**PETUNJUK TUGAS**
(A) Ringkaslah teks tentang hinaan dan doa Nabi Ibrahim di bawah ini dalam dua kalimat.
(B) Sambunglah teks tentang hinaan dan doa Nabi Ibrahim di bawah ini, dimulai tepat setelah kalimat terakhirnya.

**KUTIPAN TEKS**
══════════
Dari situ Lumira belajar, bahwa tidak semua hinaan adalah bentuk kebencian. Kadang itu adalah ujian untuk melihat: apakah yang kita lakukan sungguh-sungguh karena Allah, atau hanya demi validasi orang lain? Hinaan dunia bisa saja jadi batu loncatan untuk bertumbuh—jika kita bijak meresponnya. Tapi bagaimana jika hinaan itu datangnya bukan dari manusia, melainkan dari Allah di akhirat nanti?

Karena, tidak semua hinaan bersumber dari manusia. Ada kisah yang jauh lebih berat, yakni ketika Nabi Ibrahim A.S. tidak bisa menyelamatkan ayahnya sendiri dari murka Allah di hari akhir.

Saat Ayahnya Tidak Bisa Diselamatkan: Luka dalam Doa Nabi Ibrahim

Allah Subhanahu wa Ta'ala berfirman:

وَلَا تُخْزِنِيْ يَوْمَ يُبْعَثُوْنَۙ

"Dan janganlah Engkau hinakan aku pada hari mereka dibangkitkan."

(QS Asy-Syu‘arā’ [26]:87)

Salah satu makna paling dalam dari QS Asy-Syu‘arā’ ayat 87 adalah ketika Nabi Ibrahim A.S. menyadari bahwa meskipun ia adalah seorang nabi, ia tidak mampu menyelamatkan ayahnya sendiri dari nasib yang tragis di akhirat.
══════════
**CUPLIKAN DATA**
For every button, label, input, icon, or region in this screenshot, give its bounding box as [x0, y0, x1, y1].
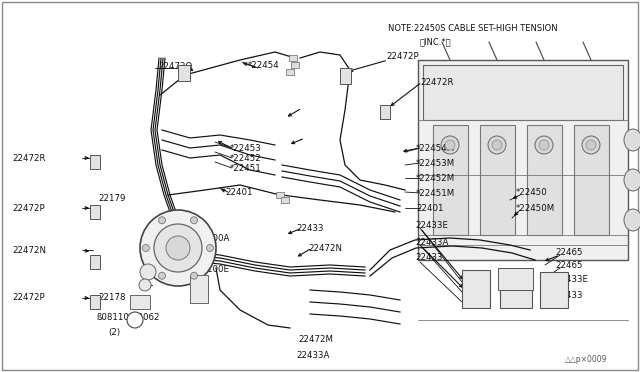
══════════
**HASIL AKHIR**
(A) Lumira belajar bahwa hinaan tidak selalu berupa kebencian, tetapi bisa menjadi ujian apakah perbuatan dilakukan karena Allah atau demi validasi orang lain, serta bisa menjadi batu loncatan untuk bertumbuh jika direspons dengan bijak. Namun tidak semua hinaan bersumber dari manusia, seperti tergambar dalam doa Nabi Ibrahim A.S. pada QS Asy-Syu‘arā’ ayat 87 agar tidak dihinakan pada hari kebangkitan, ketika ia menyadari bahwa meskipun seorang nabi, ia tidak mampu menyelamatkan ayahnya dari nasib tragis di akhirat.

(B)
Menurut penjelasan dari Zubdatut Tafsir Min Fathil Qadir, ayat ini tak hanya sekadar doa umum untuk keselamatan, tetapi muncul dari kecemasan pribadi seorang anak terhadap nasib orang tuanya yang kufur terhadap Allah.

Dalam sebuah hadits yang diriwayatkan oleh Imam Bukhari, disebutkan bahwa di hari kiamat kelak, Nabi Ibrahim A.S akan bertemu dengan ayahnya, Azar, dalam kondisi muram dan kusut. Ketika Ibrahim mengingatkan kembali ajarannya di dunia, sang ayah mengatakan bahwa kali ini ia tidak akan menyelisihi. 

Namun, semua itu sudah terlambat. Ibrahim pun berseru kepada Allah, “Bukankah Engkau telah berjanji bahwa Engkau tidak akan menghinakanku di hari mereka dibangkitkan?” Ia menganggap menyaksikan ayahnya masuk neraka adalah bentuk kehinaan yang paling menyakitkan baginya.

Lalu Allah menjawab: “Aku telah mengharamkan surga bagi orang-orang kafir.” Dalam lanjutan kisahnya, Allah menunjukkan kepada Ibrahim seekor anjing hutan jantan yang diseret ke neraka. Azar telah diubah menjadi makhluk itu. 

Ini bukan semata kisah simbolik, tapi sebuah peringatan keras: bahwa hubungan darah tidak menjadi jaminan keselamatan, jika seseorang menolak kebenaran. Bahkan seorang nabi pun tidak bisa menyelamatkan orang terdekatnya, jika orang itu tidak mau beriman.

Hinaan yang Sesungguhnya

Doa ini diucapkan Nabi Ibrahim A.S. sebagai bentuk kerendahan hati yang luar biasa. Meski beliau adalah kekasih Allah, seorang nabi, pemimpin umat, dan ayah dari para nabi—ia masih takut dan memohon agar tidak dihinakan di hadapan seluruh umat manusia di hari akhir. Ini adalah pelajaran besar tentang kerendahan hati di hadapan Tuhan.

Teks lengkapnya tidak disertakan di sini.